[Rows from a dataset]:
"""
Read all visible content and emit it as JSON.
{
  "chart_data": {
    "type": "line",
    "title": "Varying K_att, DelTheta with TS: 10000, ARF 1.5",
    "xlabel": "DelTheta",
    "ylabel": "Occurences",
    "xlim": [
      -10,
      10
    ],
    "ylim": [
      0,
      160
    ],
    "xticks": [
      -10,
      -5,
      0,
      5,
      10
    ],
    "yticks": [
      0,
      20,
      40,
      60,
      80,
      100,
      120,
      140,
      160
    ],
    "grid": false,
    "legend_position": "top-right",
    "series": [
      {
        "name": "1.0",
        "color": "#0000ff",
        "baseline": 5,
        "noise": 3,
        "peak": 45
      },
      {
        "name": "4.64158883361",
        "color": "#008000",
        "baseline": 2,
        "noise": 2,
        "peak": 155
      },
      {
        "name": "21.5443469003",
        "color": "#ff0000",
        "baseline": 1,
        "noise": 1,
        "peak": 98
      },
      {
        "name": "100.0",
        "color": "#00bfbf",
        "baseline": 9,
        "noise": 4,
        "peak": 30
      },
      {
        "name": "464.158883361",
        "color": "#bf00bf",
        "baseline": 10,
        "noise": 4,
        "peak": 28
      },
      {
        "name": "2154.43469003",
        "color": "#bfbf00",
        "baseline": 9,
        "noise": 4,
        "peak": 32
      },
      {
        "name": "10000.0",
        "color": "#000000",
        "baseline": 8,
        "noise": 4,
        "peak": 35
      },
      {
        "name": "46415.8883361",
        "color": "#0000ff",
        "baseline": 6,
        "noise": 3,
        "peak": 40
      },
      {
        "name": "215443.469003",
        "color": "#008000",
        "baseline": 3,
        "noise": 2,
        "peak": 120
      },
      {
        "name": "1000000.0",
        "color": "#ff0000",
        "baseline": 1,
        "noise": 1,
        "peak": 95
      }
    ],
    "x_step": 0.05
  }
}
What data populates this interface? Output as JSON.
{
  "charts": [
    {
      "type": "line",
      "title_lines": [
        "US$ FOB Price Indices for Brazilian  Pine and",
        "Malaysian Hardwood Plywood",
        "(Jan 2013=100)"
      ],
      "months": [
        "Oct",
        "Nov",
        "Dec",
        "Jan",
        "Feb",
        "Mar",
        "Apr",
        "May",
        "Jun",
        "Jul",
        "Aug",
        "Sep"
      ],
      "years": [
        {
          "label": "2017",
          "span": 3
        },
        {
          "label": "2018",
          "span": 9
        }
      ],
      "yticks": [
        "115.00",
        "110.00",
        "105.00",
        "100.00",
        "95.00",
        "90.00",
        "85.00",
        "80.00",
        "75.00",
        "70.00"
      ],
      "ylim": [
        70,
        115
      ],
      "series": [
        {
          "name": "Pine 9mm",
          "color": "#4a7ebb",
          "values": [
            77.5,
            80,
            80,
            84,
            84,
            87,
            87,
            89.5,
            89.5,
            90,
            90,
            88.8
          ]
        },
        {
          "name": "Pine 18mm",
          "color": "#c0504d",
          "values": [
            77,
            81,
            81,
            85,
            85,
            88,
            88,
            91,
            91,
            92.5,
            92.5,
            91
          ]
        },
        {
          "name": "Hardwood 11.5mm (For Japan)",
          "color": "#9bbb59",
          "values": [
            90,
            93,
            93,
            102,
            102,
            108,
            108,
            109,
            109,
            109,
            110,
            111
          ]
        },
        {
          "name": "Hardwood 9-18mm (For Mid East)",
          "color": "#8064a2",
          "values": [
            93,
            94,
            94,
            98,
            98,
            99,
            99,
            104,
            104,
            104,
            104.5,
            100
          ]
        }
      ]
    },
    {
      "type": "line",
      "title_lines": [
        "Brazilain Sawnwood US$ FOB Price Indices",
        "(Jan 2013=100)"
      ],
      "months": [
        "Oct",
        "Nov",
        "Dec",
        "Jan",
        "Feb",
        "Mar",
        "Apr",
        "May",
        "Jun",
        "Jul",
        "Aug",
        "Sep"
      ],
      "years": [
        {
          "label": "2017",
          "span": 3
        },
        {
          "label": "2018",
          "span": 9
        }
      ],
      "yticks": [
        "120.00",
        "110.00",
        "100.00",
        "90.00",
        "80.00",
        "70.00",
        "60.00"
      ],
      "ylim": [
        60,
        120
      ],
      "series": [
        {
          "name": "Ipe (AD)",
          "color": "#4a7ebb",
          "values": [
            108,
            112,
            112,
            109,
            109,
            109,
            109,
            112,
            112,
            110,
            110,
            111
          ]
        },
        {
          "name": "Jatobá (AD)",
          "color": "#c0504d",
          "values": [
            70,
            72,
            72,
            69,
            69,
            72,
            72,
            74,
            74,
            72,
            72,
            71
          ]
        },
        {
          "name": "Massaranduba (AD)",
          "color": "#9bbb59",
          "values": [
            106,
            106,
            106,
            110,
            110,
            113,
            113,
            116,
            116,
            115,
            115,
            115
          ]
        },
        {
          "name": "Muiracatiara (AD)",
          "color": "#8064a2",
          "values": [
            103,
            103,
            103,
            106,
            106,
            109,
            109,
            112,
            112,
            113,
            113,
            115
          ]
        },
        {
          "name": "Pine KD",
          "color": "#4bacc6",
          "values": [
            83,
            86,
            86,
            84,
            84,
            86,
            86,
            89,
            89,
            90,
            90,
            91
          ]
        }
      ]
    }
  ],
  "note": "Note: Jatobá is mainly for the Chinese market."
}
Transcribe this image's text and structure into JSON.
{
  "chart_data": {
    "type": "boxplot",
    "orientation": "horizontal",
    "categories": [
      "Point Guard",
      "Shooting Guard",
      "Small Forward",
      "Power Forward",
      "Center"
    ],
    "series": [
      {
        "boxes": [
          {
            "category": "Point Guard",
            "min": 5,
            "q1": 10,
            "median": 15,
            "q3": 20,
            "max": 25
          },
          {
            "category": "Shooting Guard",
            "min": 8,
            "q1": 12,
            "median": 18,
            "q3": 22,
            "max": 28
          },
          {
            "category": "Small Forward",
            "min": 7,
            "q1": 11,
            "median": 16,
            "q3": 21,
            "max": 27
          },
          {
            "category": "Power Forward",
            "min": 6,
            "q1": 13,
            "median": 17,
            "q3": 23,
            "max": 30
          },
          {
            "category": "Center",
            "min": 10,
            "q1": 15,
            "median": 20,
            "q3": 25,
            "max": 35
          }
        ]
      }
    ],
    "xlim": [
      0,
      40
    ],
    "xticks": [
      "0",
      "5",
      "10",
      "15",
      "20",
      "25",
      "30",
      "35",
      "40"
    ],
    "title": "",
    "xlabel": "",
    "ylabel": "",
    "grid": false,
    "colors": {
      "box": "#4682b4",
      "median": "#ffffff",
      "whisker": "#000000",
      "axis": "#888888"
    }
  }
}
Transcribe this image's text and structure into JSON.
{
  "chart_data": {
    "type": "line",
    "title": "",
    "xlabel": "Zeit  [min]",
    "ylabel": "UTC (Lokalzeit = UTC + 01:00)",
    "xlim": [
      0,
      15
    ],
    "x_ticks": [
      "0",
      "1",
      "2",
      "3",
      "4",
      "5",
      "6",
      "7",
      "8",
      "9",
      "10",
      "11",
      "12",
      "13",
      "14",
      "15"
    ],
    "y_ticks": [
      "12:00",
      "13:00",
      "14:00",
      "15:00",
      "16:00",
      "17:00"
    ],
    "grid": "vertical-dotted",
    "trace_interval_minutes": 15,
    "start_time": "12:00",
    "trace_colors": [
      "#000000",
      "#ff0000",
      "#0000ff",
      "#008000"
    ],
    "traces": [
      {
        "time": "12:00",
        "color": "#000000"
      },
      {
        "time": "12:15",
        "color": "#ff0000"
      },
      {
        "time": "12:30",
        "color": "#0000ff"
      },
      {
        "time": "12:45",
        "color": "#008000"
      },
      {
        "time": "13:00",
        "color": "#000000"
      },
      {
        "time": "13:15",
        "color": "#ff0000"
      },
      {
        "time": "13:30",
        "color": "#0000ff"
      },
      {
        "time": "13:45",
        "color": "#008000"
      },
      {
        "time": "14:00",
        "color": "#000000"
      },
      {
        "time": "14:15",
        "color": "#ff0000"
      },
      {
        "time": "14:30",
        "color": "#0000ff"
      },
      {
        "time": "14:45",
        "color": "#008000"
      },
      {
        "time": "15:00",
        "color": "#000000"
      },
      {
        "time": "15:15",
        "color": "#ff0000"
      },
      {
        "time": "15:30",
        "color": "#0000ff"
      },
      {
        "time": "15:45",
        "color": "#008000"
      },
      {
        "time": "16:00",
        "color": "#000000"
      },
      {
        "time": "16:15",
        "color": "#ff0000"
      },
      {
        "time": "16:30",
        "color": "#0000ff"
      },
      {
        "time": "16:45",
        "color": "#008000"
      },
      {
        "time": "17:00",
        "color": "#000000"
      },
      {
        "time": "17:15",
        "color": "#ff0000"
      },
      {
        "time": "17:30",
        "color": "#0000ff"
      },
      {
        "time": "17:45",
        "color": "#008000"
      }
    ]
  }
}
"""
[TASK BRIEF]: Tally the lines of the data that contain the string "median" and report the total alone.

[RESULT OF THE EXERCISE]: 6